In the company of greatness

Marc Stein waxes worshipfully about his charity game experience with Steve Nash, Theirry Henry, etc.
I had to laugh at his description of Kalou, because when I met him at the Beverly Hills Hotel for his official intro as a Chelsea player, that's how he seemed to me. Just a shy teenager, albeit one making millions of dollars. Gotta love the enthusiasm of youth, going to play straight off a plane.
Also, don't ever tell Preki, but when Luis and I participated in the Chivas USA media game last year, we had our own "Omigod!" moments (internally, of course) stepping on the field while he played. Luis was his teammate, and I tried to play defense against him. After the game, we both talked about our favorite Preki moments in his playing career and how lucky we were to see him in action up close and to play with him for one game.

Wednesday, June 18, 2008

Americans impress

How exactly could this writer believe that it was Argentina's U23 team versus the United States in Giants Stadium? Sure, Sosa, Gago, Messi and Aguero are u23 eligible, but the majority of the squad that played that day was not.
Other than that quibble, it's an interesting look at how U.S. fans come across to others.
****************************************
* Work to complete:
(a) In the blog post about soccer, where did the writer meet Kalou for his official introduction as a Chelsea player?
(b) Translate this sentence from the soccer blog post into Spanish: "Luis was his teammate, and I tried to play defense against him."
(c) Set down, word for word, the stretch of the soccer blog post from "Marc Stein waxes" through "for one game.".

* Stored data:
****************************************
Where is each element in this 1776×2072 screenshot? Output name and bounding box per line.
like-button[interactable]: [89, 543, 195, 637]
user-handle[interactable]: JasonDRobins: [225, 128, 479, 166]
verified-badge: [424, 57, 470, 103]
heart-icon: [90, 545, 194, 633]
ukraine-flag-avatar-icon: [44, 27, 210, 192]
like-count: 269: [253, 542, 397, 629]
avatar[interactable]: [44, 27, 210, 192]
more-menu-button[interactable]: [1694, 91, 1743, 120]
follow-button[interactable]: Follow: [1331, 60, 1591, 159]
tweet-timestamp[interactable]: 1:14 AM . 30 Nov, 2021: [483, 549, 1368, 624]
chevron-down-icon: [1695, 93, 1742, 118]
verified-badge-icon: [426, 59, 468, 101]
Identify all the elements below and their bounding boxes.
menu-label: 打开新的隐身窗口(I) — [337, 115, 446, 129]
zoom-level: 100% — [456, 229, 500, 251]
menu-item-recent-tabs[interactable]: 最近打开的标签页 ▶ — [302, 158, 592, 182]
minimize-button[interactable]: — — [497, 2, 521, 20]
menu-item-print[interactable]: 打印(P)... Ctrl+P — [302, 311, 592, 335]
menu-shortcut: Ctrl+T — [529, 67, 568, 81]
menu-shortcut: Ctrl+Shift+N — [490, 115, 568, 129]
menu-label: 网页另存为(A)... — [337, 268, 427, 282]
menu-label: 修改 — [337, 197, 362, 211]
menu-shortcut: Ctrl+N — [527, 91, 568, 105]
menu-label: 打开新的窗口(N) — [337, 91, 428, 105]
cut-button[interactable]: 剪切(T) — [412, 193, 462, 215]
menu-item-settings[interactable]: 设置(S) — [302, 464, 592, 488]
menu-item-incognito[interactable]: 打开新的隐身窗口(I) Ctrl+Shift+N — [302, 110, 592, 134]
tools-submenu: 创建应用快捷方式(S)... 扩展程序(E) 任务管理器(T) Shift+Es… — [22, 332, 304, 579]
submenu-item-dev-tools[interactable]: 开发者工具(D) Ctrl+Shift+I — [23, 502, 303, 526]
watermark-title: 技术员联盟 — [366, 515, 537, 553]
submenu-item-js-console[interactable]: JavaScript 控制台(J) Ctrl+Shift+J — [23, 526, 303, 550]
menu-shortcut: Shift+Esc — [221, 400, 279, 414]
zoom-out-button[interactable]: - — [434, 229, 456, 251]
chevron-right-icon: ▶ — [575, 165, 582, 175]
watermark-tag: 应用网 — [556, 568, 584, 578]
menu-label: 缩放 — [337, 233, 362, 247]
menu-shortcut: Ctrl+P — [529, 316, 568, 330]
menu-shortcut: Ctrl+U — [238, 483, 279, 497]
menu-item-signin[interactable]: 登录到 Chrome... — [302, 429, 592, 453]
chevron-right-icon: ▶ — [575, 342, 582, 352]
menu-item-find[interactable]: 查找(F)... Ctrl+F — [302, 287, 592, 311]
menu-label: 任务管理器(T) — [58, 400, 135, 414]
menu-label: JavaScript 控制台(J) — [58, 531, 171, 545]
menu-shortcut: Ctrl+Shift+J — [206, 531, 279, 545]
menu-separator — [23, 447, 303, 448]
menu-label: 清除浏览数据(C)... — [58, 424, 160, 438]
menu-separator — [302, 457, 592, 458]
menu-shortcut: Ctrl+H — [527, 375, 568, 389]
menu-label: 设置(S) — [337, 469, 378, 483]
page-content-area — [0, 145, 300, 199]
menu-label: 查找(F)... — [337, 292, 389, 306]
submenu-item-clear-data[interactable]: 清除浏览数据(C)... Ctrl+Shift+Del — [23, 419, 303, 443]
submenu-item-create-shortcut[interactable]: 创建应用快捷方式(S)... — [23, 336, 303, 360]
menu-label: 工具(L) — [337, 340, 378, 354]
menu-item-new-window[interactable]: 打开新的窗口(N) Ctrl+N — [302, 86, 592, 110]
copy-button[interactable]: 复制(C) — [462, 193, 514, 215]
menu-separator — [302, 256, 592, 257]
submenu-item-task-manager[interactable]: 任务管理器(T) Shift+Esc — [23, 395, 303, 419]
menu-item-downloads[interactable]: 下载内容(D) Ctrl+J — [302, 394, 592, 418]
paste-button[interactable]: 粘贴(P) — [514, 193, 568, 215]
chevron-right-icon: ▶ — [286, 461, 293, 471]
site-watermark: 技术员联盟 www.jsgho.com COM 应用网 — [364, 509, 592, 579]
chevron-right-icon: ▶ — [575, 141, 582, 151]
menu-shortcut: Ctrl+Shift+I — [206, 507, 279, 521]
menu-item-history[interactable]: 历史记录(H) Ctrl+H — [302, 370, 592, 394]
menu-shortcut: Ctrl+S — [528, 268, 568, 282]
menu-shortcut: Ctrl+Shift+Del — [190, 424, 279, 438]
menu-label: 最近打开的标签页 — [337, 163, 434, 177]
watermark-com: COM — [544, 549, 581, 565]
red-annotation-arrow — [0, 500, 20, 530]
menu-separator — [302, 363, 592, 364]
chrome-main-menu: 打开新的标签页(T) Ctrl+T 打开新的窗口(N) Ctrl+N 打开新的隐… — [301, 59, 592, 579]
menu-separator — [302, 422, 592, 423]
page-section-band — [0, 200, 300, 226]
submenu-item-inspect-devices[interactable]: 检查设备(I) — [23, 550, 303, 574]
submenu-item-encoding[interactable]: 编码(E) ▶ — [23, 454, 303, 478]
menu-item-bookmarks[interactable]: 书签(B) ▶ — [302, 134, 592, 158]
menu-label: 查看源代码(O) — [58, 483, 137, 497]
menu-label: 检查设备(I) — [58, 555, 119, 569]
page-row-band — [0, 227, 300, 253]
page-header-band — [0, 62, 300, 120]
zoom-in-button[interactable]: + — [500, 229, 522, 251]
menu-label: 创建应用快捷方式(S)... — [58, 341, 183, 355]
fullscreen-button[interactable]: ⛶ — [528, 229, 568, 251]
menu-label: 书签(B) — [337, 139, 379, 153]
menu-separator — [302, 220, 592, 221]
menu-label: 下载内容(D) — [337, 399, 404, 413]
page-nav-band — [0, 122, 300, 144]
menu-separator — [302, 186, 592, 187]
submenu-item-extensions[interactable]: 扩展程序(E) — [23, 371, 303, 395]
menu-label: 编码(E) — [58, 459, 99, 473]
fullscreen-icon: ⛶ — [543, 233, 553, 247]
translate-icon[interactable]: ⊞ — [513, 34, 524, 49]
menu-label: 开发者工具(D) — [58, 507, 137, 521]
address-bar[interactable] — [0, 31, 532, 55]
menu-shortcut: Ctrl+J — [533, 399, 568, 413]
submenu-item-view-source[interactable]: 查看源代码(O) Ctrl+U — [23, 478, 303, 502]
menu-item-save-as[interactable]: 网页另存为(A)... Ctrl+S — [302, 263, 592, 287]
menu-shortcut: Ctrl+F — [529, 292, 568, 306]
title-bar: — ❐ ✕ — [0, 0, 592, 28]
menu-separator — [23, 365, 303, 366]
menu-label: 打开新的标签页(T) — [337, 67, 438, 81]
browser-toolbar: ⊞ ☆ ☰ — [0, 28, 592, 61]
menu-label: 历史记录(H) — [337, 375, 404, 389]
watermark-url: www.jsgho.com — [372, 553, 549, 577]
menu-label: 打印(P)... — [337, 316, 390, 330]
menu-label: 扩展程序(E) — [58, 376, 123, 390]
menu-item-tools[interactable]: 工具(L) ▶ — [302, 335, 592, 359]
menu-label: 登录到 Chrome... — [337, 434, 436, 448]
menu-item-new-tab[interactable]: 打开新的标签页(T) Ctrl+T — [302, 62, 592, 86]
****************************************
* Solutions below:
(a) At the Beverly Hills Hotel.

(b) Luis era su compañero de equipo, y yo intenté defender contra él.

(c)
Marc Stein waxes worshipfully about his charity game experience with Steve Nash, Theirry Henry, etc.
I had to laugh at his description of Kalou, because when I met him at the Beverly Hills Hotel for his official intro as a Chelsea player, that's how he seemed to me. Just a shy teenager, albeit one making millions of dollars. Gotta love the enthusiasm of youth, going to play straight off a plane.
Also, don't ever tell Preki, but when Luis and I participated in the Chivas USA media game last year, we had our own "Omigod!" moments (internally, of course) stepping on the field while he played. Luis was his teammate, and I tried to play defense against him. After the game, we both talked about our favorite Preki moments in his playing career and how lucky we were to see him in action up close and to play with him for one game.